» **Goal**:
Locate the lines where "based" occurs and copy them as they stand.

» **Dataset**:
- - -

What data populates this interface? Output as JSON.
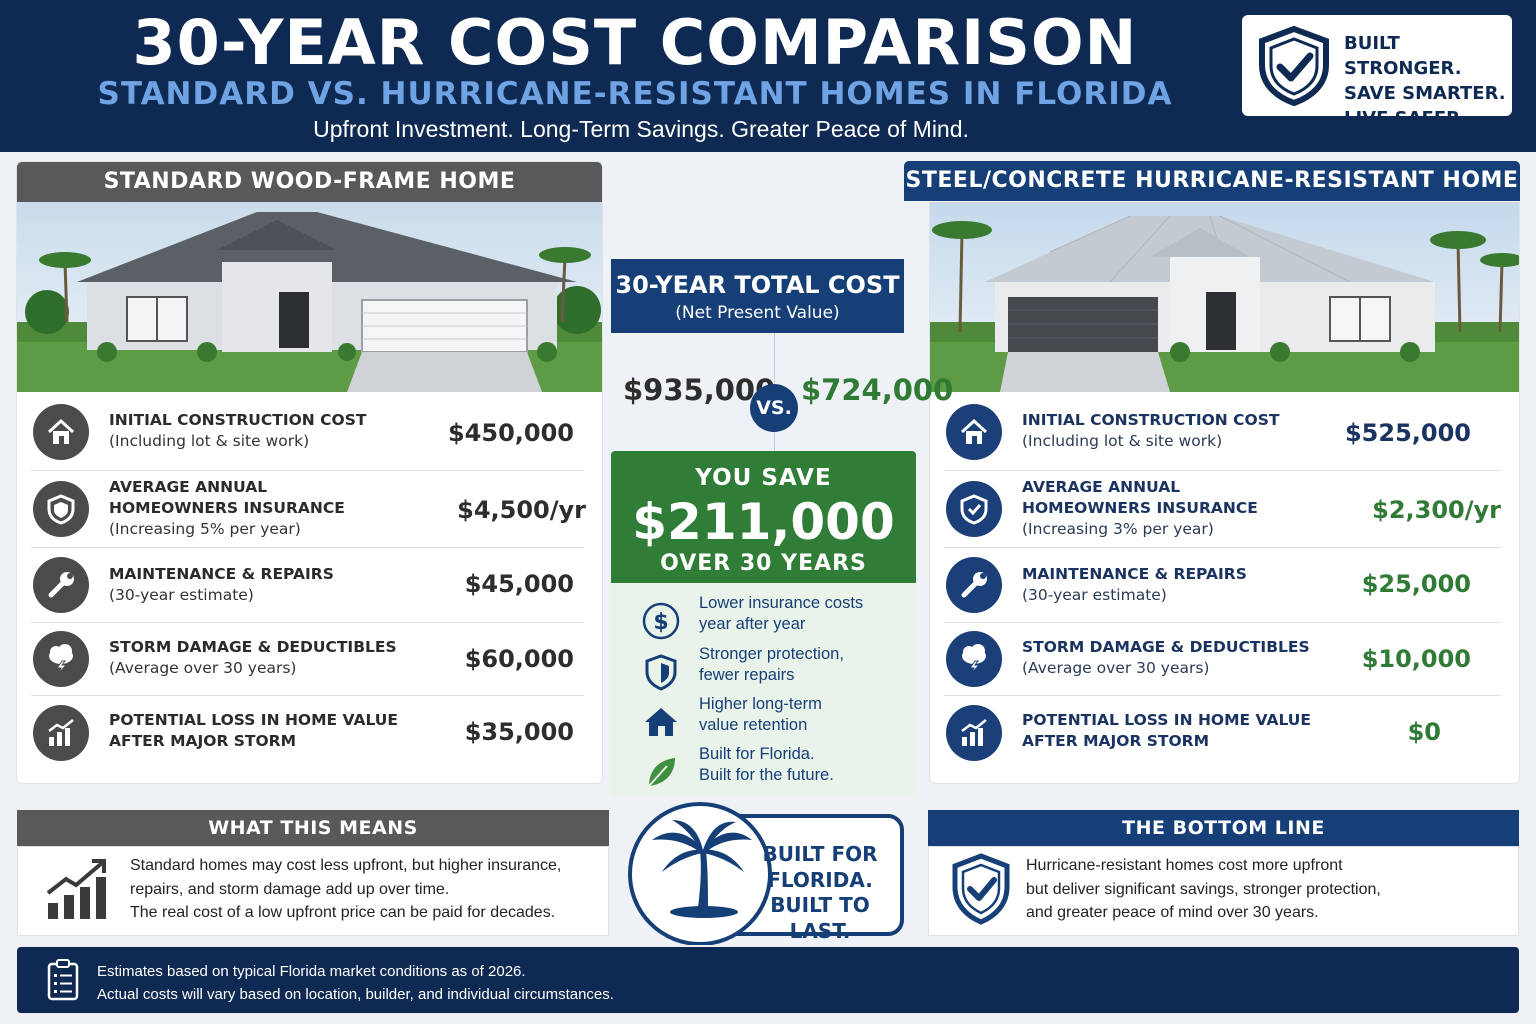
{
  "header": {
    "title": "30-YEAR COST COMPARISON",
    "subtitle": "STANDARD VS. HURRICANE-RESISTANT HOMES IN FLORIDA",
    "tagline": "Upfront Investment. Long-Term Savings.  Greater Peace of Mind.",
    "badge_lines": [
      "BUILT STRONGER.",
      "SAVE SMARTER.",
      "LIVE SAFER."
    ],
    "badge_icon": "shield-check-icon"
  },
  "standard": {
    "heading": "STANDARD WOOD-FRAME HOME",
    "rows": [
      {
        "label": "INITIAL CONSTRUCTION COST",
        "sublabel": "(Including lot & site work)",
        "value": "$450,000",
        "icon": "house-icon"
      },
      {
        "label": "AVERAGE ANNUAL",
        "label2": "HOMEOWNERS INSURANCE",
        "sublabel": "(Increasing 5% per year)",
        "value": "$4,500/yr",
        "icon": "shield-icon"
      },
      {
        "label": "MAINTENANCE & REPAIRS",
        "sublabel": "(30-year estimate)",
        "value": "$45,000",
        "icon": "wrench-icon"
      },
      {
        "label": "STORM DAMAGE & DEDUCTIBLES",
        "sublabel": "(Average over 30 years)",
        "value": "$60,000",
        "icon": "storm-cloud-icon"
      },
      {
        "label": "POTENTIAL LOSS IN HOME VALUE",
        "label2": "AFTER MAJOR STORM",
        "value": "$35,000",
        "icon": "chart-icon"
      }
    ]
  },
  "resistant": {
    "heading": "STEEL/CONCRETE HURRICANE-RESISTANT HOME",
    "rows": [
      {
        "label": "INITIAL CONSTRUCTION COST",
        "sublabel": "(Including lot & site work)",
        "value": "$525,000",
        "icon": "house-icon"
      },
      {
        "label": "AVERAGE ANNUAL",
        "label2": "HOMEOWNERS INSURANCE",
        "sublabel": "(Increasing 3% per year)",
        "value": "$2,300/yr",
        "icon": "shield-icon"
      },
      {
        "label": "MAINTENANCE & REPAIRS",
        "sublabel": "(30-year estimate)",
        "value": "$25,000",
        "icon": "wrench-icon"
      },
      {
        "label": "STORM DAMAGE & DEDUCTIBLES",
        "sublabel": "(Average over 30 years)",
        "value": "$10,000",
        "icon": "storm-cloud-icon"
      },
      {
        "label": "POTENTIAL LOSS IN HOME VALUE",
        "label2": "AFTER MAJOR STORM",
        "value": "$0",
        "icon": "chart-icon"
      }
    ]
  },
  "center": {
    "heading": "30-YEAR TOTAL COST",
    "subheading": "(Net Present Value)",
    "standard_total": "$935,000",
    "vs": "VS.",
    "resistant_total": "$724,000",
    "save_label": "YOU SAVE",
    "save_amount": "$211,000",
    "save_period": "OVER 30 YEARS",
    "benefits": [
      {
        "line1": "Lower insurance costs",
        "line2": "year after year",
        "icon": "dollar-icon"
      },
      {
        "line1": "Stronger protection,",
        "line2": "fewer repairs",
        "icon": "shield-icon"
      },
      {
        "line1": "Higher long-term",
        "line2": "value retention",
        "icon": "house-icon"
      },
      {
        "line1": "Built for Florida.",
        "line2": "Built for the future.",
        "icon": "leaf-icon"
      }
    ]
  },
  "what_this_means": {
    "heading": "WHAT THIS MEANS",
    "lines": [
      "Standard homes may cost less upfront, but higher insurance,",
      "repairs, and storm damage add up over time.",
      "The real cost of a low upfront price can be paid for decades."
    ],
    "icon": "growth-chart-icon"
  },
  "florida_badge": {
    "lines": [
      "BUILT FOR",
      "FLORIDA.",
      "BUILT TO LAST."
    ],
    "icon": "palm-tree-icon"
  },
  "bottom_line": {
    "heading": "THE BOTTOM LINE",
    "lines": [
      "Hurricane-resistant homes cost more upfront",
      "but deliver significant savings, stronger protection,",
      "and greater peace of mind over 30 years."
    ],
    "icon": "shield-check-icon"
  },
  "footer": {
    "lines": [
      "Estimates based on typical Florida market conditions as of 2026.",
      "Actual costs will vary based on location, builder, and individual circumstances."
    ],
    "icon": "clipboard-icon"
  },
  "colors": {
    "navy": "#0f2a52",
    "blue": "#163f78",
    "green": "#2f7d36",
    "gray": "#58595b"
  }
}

- - -

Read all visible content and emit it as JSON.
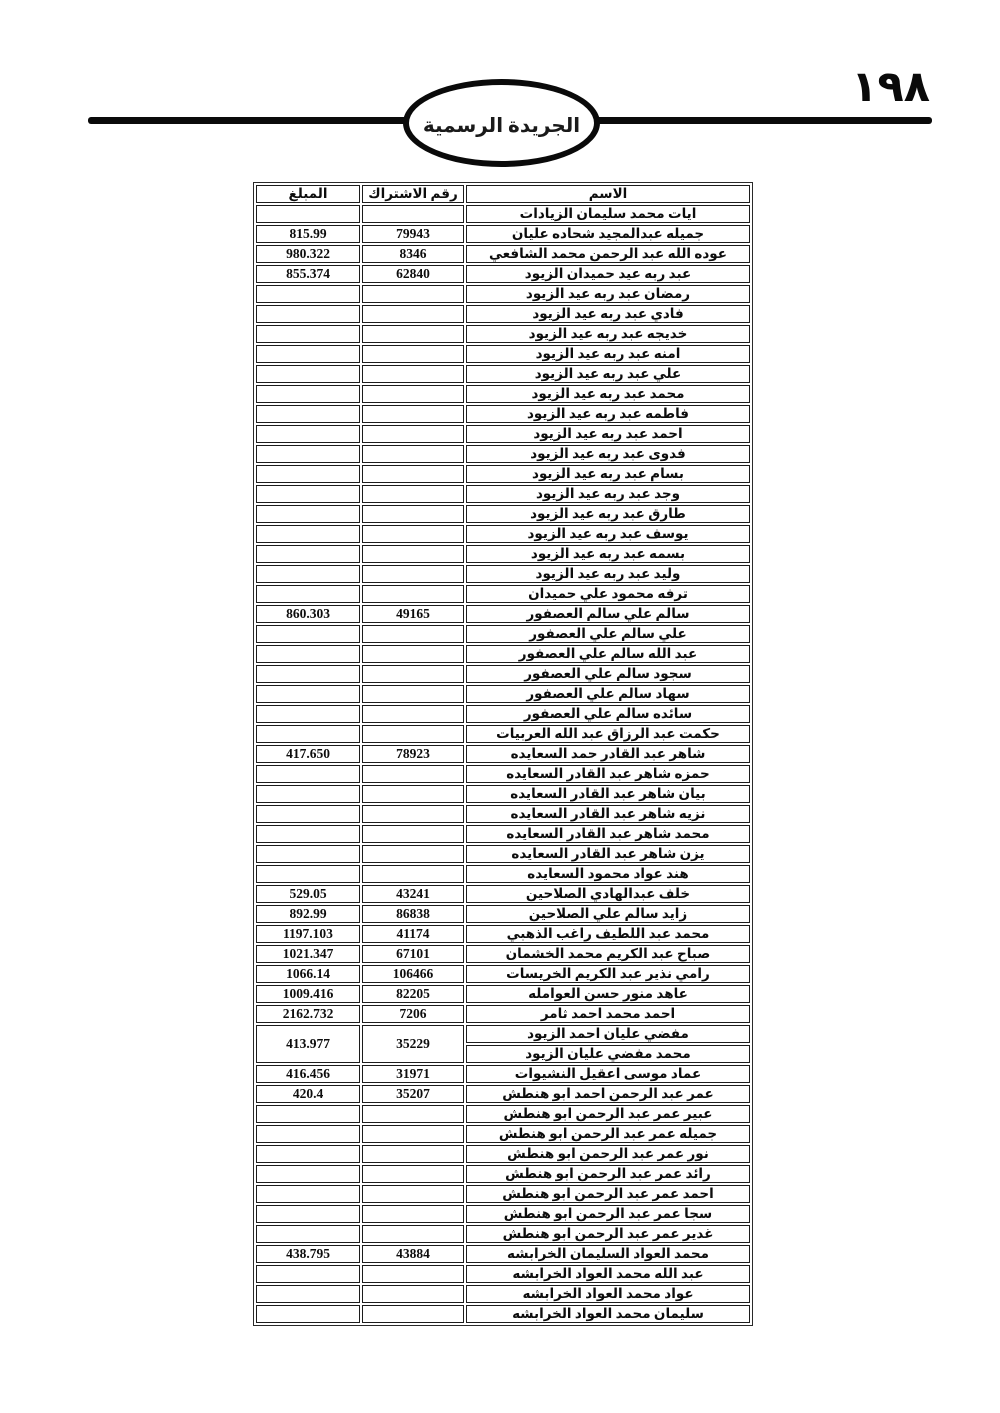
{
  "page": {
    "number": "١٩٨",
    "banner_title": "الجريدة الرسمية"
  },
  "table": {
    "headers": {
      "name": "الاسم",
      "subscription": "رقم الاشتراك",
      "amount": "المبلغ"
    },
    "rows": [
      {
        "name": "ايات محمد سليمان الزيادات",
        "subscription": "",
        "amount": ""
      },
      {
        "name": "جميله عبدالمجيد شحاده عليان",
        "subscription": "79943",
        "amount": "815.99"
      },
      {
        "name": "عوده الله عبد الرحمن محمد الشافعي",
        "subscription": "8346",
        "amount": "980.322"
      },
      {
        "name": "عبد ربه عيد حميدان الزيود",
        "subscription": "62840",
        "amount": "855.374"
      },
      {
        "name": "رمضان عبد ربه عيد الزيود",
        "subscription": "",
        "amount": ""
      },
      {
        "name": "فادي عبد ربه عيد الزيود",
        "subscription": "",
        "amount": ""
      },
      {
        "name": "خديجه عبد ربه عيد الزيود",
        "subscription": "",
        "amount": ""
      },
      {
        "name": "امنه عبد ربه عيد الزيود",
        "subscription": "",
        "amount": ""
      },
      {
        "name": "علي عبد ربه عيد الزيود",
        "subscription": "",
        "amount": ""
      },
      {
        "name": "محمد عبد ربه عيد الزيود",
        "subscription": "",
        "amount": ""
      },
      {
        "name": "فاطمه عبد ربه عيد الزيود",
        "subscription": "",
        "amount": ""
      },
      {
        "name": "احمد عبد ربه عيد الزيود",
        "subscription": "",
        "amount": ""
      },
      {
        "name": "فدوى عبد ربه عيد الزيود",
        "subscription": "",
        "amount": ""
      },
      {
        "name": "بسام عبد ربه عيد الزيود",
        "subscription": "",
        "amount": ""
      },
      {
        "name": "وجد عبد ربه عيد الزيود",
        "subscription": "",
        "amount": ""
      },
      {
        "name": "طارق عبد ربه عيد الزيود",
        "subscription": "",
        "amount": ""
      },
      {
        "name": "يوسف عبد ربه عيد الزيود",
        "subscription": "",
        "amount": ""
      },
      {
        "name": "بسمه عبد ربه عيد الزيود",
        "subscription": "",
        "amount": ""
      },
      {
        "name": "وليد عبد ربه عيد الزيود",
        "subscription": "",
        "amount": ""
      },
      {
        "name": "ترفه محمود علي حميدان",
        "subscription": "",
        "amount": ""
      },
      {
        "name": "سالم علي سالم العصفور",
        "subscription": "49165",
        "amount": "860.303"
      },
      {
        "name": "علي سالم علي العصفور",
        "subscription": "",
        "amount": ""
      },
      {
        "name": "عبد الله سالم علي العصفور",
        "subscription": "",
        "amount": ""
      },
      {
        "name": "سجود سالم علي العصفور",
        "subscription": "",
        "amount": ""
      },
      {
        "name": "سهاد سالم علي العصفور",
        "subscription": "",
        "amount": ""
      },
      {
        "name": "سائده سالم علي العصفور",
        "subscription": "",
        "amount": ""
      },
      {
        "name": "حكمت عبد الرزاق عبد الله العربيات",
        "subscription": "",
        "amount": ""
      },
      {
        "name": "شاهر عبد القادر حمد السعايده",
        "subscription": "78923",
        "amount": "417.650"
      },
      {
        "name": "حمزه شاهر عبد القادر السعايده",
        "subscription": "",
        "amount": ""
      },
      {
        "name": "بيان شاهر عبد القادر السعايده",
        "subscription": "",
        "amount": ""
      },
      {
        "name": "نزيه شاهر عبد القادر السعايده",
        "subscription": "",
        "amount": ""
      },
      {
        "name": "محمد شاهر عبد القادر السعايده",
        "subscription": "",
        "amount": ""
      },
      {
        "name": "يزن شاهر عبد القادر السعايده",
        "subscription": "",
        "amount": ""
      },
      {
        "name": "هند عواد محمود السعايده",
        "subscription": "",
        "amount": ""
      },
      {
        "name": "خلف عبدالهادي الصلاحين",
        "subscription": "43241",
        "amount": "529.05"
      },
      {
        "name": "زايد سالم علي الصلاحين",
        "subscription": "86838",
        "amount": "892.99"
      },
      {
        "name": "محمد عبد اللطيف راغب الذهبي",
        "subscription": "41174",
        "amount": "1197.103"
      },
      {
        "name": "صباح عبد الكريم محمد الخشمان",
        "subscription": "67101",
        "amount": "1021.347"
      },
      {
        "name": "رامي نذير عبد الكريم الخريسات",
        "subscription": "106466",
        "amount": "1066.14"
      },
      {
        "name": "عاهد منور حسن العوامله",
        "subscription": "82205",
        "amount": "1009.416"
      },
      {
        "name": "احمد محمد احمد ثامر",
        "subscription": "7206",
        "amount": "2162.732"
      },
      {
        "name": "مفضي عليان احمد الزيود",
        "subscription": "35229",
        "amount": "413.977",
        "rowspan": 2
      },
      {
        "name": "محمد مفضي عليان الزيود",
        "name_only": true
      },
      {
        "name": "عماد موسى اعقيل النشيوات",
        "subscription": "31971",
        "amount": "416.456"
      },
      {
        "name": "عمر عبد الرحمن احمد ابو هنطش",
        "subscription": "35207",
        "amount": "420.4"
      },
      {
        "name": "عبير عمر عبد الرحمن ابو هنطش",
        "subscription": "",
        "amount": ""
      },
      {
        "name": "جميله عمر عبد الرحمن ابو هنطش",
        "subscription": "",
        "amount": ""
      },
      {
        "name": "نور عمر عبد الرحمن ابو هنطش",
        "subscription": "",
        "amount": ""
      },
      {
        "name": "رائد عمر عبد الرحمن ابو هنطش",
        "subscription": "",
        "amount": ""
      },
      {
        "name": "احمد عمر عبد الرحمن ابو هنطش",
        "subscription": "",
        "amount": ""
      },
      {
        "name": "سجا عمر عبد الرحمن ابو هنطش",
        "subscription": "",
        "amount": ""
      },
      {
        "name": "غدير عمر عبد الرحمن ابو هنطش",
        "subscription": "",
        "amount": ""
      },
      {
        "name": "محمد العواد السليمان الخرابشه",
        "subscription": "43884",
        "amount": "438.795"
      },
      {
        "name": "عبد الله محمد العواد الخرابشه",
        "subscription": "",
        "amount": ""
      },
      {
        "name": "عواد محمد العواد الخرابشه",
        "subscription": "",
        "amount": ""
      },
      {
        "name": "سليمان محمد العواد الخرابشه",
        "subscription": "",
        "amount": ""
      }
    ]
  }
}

- - -

» **Complete answer**:
      "Estimates based on typical Florida market conditions as of 2026.",
      "Actual costs will vary based on location, builder, and individual circumstances."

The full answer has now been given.